Chart and figure data
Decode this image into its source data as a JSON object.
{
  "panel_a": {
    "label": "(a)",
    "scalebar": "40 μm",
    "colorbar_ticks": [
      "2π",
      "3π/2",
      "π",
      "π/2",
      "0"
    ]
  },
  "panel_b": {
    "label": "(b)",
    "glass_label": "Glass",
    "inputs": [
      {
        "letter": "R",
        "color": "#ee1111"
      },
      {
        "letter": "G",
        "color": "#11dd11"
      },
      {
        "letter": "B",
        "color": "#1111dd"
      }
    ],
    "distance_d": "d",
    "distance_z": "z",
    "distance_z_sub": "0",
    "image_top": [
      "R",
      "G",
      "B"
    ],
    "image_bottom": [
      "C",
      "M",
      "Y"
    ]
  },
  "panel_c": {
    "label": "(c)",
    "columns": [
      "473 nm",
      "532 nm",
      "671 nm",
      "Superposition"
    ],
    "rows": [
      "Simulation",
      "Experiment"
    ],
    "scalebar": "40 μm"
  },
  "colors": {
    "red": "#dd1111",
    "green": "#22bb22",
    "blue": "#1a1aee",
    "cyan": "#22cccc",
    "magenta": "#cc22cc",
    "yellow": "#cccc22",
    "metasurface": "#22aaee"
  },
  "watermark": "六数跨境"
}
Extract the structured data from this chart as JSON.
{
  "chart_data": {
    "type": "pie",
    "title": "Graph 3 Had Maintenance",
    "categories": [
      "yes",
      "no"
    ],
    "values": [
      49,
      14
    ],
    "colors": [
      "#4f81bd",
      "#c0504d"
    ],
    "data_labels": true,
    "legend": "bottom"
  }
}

**TASK DIRECTIONS**
Go through the material line by line. Show each line that contains the string "JSON".

**WRITTEN ANSWER**
Decode this image into its source data as a JSON object.
Extract the structured data from this chart as JSON.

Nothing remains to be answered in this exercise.